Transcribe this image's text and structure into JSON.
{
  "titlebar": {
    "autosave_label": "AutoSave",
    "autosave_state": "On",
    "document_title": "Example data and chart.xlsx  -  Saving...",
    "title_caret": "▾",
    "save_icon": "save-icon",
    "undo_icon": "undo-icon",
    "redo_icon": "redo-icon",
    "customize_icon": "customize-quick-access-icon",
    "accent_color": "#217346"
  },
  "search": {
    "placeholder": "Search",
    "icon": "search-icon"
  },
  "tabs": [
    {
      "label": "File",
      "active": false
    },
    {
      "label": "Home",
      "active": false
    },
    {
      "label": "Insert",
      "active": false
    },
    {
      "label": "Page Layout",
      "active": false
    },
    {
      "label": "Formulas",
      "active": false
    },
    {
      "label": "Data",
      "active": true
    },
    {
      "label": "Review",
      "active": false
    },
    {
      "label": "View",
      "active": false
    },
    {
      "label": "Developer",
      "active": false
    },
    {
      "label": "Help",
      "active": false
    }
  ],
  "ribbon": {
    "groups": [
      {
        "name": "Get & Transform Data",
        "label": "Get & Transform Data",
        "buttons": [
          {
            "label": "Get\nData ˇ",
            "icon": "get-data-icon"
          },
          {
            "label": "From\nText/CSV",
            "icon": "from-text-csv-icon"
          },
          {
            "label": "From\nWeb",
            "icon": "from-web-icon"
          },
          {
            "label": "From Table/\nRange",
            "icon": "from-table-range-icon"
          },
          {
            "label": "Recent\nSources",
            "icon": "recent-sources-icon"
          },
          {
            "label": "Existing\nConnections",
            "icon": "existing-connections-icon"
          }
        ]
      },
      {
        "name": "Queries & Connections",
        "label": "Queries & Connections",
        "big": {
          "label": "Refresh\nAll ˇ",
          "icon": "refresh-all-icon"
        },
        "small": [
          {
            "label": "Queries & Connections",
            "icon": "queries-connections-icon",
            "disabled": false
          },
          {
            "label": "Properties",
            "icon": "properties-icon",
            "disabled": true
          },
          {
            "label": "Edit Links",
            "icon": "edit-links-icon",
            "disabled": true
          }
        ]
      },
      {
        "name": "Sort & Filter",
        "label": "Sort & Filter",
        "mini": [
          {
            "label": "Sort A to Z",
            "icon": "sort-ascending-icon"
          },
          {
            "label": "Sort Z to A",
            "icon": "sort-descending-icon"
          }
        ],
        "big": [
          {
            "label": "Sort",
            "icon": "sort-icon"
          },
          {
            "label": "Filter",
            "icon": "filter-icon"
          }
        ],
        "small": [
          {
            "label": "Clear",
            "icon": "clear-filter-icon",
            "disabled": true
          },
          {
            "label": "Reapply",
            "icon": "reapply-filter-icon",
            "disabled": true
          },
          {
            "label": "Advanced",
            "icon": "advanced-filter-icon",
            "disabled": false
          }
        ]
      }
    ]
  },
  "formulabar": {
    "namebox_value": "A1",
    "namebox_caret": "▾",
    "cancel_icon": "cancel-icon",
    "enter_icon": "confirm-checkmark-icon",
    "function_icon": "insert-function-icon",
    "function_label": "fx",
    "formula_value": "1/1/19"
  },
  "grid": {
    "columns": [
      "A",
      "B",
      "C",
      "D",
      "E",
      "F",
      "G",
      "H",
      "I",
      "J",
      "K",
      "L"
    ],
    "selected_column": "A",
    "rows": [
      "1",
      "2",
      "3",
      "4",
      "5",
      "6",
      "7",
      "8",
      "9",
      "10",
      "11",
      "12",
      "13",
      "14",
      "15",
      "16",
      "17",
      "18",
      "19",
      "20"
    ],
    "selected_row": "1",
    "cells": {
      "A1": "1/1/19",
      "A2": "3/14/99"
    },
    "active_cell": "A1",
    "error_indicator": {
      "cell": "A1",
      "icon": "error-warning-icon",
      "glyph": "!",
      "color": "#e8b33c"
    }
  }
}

* Problem statement:
Would you restate each of the entries word for word?

* Full response:
Transcribe this image's text and structure into JSON.
{
  "titlebar": {
    "autosave_label": "AutoSave",
    "autosave_state": "On",
    "document_title": "Example data and chart.xlsx  -  Saving...",
    "title_caret": "▾",
    "save_icon": "save-icon",
    "undo_icon": "undo-icon",
    "redo_icon": "redo-icon",
    "customize_icon": "customize-quick-access-icon",
    "accent_color": "#217346"
  },
  "search": {
    "placeholder": "Search",
    "icon": "search-icon"
  },
  "tabs": [
    {
      "label": "File",
      "active": false
    },
    {
      "label": "Home",
      "active": false
    },
    {
      "label": "Insert",
      "active": false
    },
    {
      "label": "Page Layout",
      "active": false
    },
    {
      "label": "Formulas",
      "active": false
    },
    {
      "label": "Data",
      "active": true
    },
    {
      "label": "Review",
      "active": false
    },
    {
      "label": "View",
      "active": false
    },
    {
      "label": "Developer",
      "active": false
    },
    {
      "label": "Help",
      "active": false
    }
  ],
  "ribbon": {
    "groups": [
      {
        "name": "Get & Transform Data",
        "label": "Get & Transform Data",
        "buttons": [
          {
            "label": "Get\nData ˇ",
            "icon": "get-data-icon"
          },
          {
            "label": "From\nText/CSV",
            "icon": "from-text-csv-icon"
          },
          {
            "label": "From\nWeb",
            "icon": "from-web-icon"
          },
          {
            "label": "From Table/\nRange",
            "icon": "from-table-range-icon"
          },
          {
            "label": "Recent\nSources",
            "icon": "recent-sources-icon"
          },
          {
            "label": "Existing\nConnections",
            "icon": "existing-connections-icon"
          }
        ]
      },
      {
        "name": "Queries & Connections",
        "label": "Queries & Connections",
        "big": {
          "label": "Refresh\nAll ˇ",
          "icon": "refresh-all-icon"
        },
        "small": [
          {
            "label": "Queries & Connections",
            "icon": "queries-connections-icon",
            "disabled": false
          },
          {
            "label": "Properties",
            "icon": "properties-icon",
            "disabled": true
          },
          {
            "label": "Edit Links",
            "icon": "edit-links-icon",
            "disabled": true
          }
        ]
      },
      {
        "name": "Sort & Filter",
        "label": "Sort & Filter",
        "mini": [
          {
            "label": "Sort A to Z",
            "icon": "sort-ascending-icon"
          },
          {
            "label": "Sort Z to A",
            "icon": "sort-descending-icon"
          }
        ],
        "big": [
          {
            "label": "Sort",
            "icon": "sort-icon"
          },
          {
            "label": "Filter",
            "icon": "filter-icon"
          }
        ],
        "small": [
          {
            "label": "Clear",
            "icon": "clear-filter-icon",
            "disabled": true
          },
          {
            "label": "Reapply",
            "icon": "reapply-filter-icon",
            "disabled": true
          },
          {
            "label": "Advanced",
            "icon": "advanced-filter-icon",
            "disabled": false
          }
        ]
      }
    ]
  },
  "formulabar": {
    "namebox_value": "A1",
    "namebox_caret": "▾",
    "cancel_icon": "cancel-icon",
    "enter_icon": "confirm-checkmark-icon",
    "function_icon": "insert-function-icon",
    "function_label": "fx",
    "formula_value": "1/1/19"
  },
  "grid": {
    "columns": [
      "A",
      "B",
      "C",
      "D",
      "E",
      "F",
      "G",
      "H",
      "I",
      "J",
      "K",
      "L"
    ],
    "selected_column": "A",
    "rows": [
      "1",
      "2",
      "3",
      "4",
      "5",
      "6",
      "7",
      "8",
      "9",
      "10",
      "11",
      "12",
      "13",
      "14",
      "15",
      "16",
      "17",
      "18",
      "19",
      "20"
    ],
    "selected_row": "1",
    "cells": {
      "A1": "1/1/19",
      "A2": "3/14/99"
    },
    "active_cell": "A1",
    "error_indicator": {
      "cell": "A1",
      "icon": "error-warning-icon",
      "glyph": "!",
      "color": "#e8b33c"
    }
  }
}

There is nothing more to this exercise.